-- WHAT TO WORK ON --
The listing below contains a span that opens with the line containing "Parse this screenshot: output" and closes with the line containing "Decode this image". Return that span exactly.

-- TASK INPUTS --
══════════════════════════════

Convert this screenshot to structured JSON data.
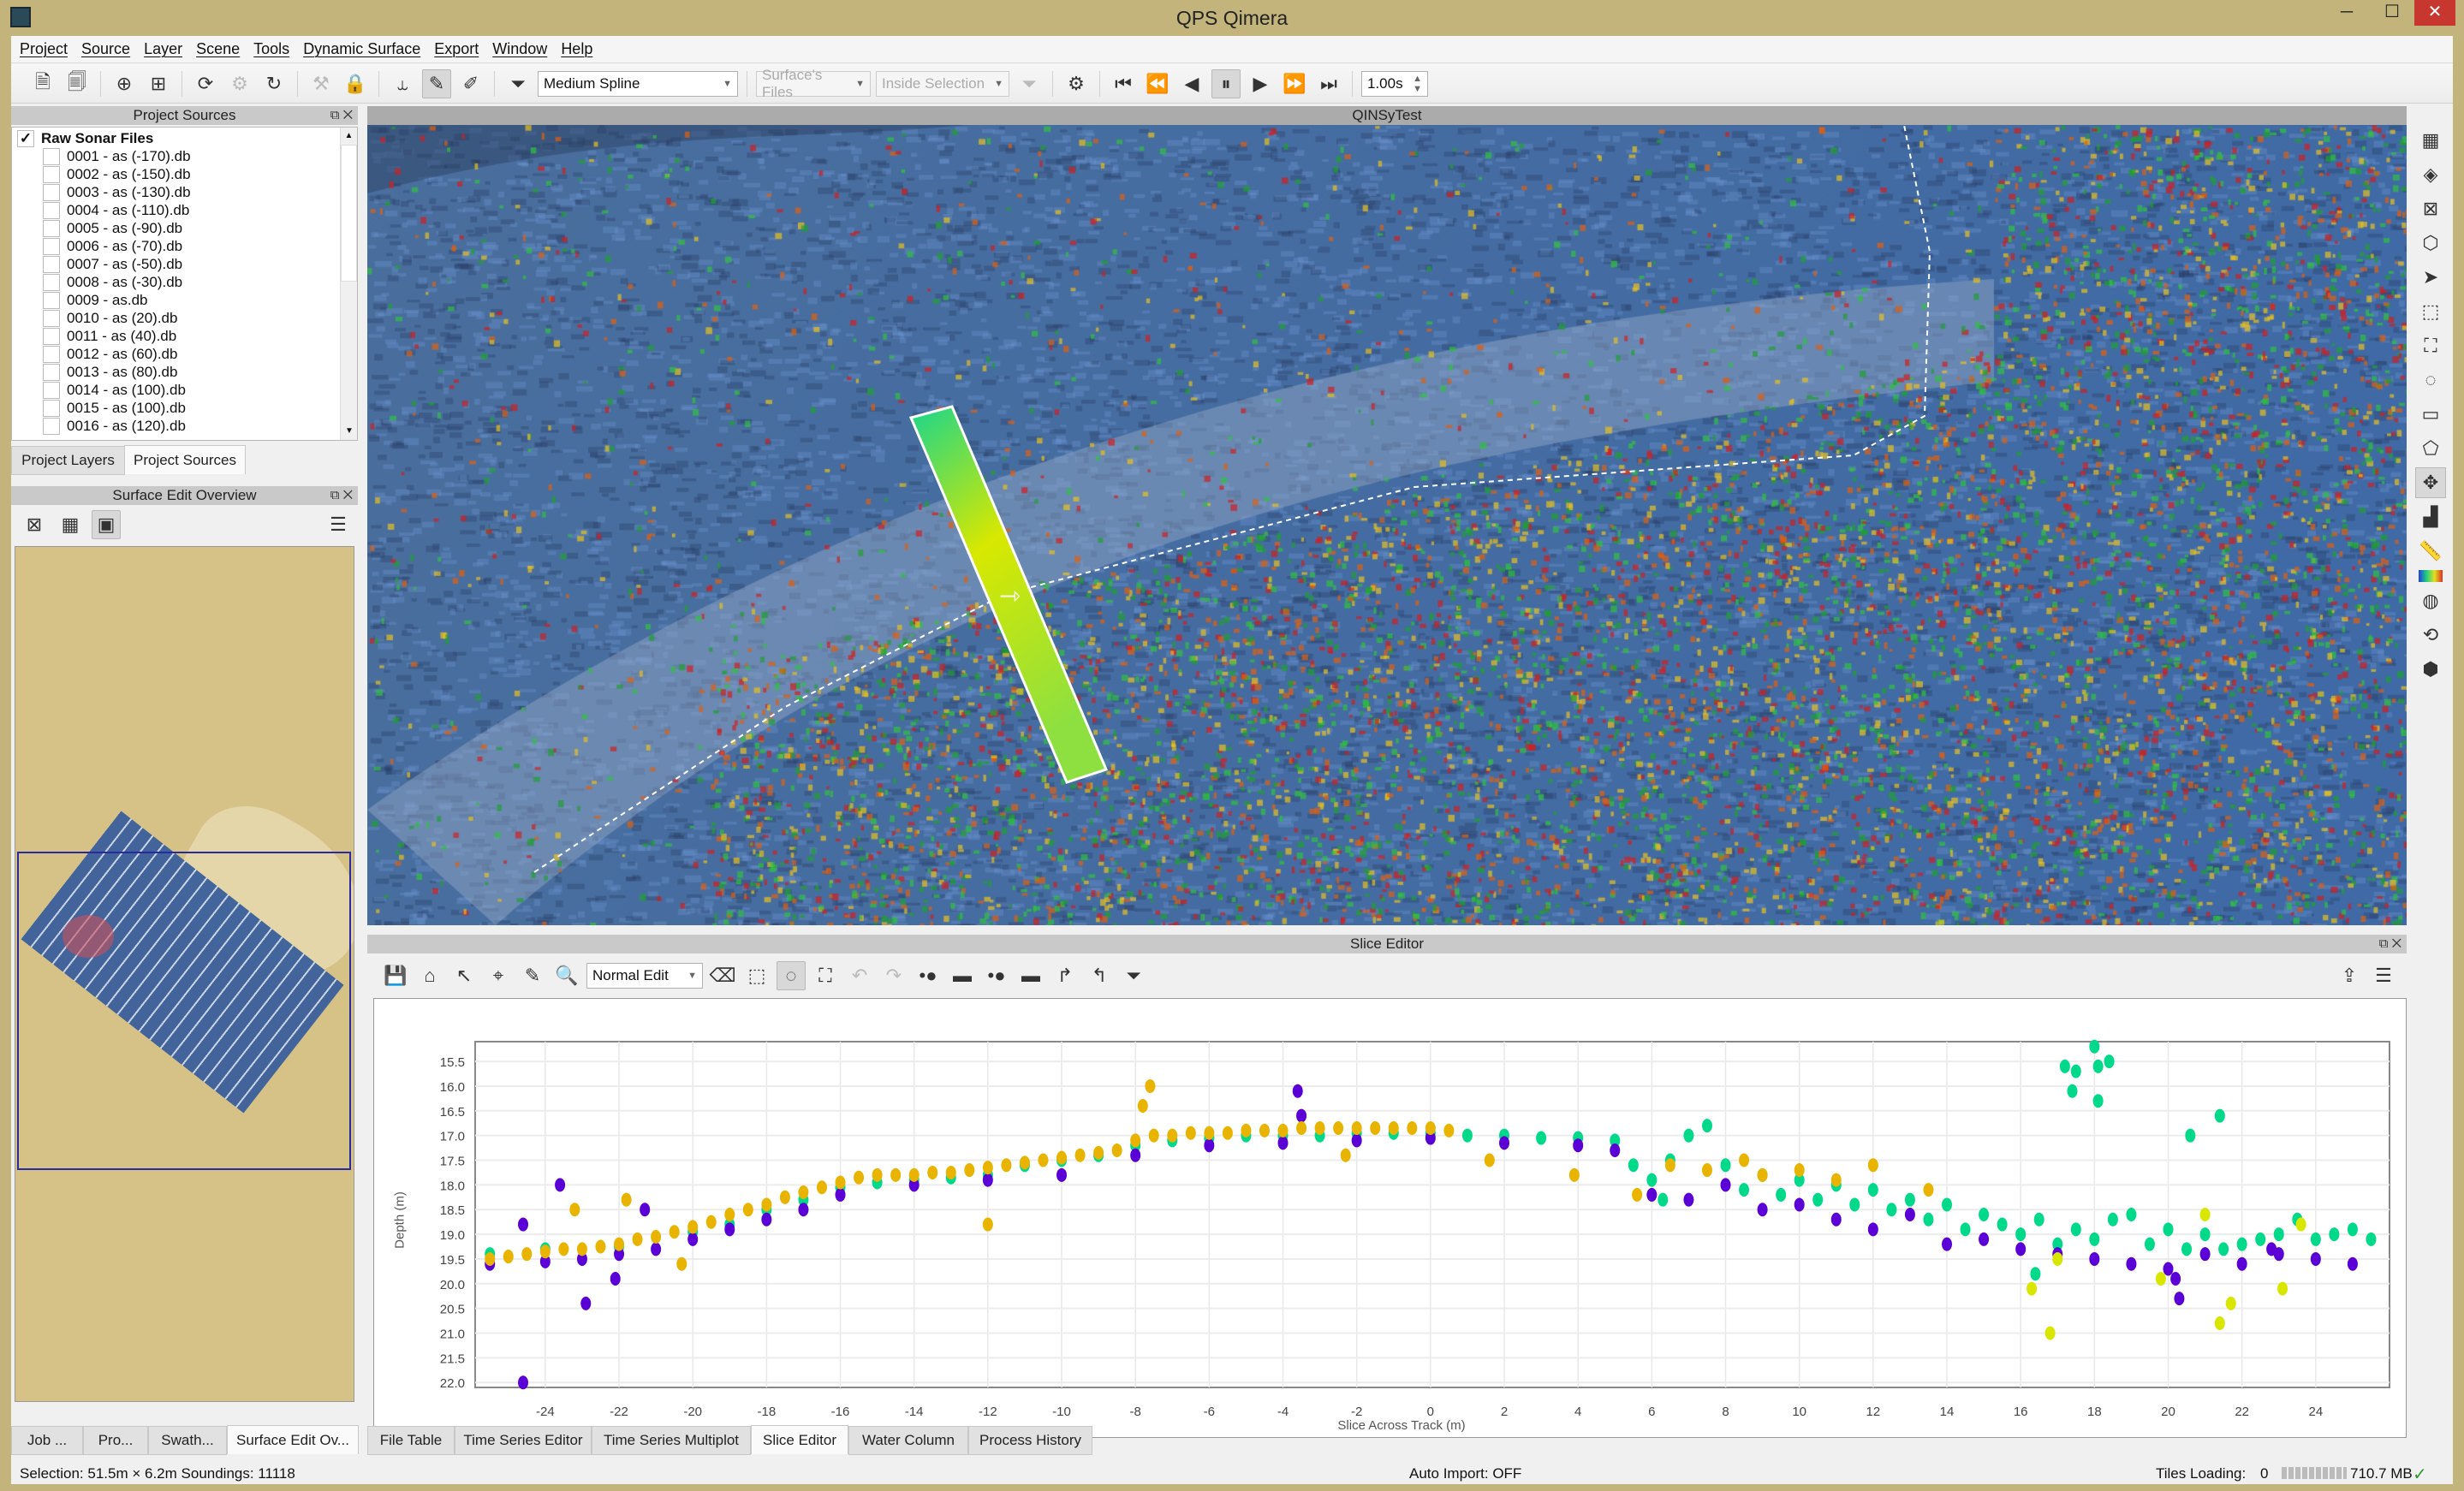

══════════════════════════════

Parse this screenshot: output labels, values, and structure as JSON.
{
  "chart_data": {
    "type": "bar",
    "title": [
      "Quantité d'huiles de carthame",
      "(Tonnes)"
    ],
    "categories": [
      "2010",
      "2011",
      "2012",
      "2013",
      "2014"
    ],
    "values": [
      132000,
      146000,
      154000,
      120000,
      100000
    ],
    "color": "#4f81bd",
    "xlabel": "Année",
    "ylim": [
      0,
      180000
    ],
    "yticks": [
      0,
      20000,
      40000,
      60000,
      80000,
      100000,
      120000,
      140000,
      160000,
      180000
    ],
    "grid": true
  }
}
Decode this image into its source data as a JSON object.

══════════════════════════════

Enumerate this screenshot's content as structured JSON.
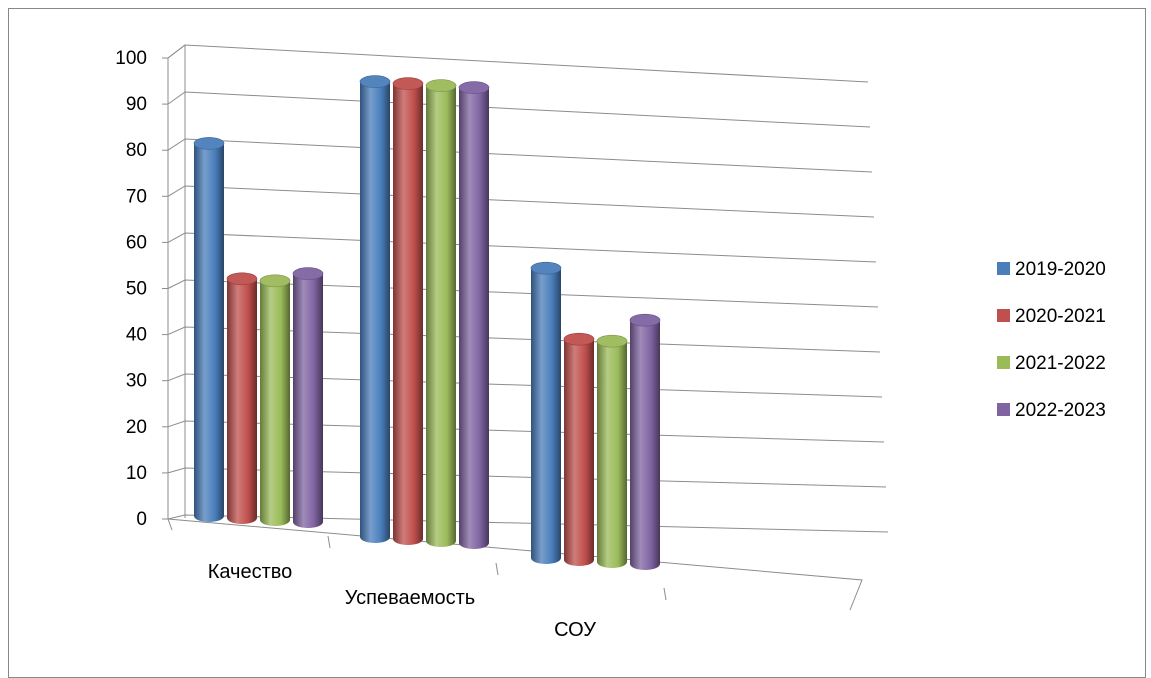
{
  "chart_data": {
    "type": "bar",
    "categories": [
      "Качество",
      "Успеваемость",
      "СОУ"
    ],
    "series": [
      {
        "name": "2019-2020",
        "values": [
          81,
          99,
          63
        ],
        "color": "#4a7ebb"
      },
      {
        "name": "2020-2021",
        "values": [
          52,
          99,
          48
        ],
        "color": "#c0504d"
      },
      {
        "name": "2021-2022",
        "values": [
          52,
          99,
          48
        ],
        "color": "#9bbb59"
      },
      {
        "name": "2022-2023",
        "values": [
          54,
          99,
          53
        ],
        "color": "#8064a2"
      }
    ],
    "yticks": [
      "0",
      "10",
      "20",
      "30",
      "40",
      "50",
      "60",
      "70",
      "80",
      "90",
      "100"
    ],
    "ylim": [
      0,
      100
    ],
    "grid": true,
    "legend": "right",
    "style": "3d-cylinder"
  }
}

══════════════════════════════

-- SOLUTION FOR THIS PROBLEM --
Parse this screenshot: output labels, values, and structure as JSON.
{
  "chart_data": {
    "type": "bar",
    "title": [
      "Quantité d'huiles de carthame",
      "(Tonnes)"
    ],
    "categories": [
      "2010",
      "2011",
      "2012",
      "2013",
      "2014"
    ],
    "values": [
      132000,
      146000,
      154000,
      120000,
      100000
    ],
    "color": "#4f81bd",
    "xlabel": "Année",
    "ylim": [
      0,
      180000
    ],
    "yticks": [
      0,
      20000,
      40000,
      60000,
      80000,
      100000,
      120000,
      140000,
      160000,
      180000
    ],
    "grid": true
  }
}
Decode this image into its source data as a JSON object.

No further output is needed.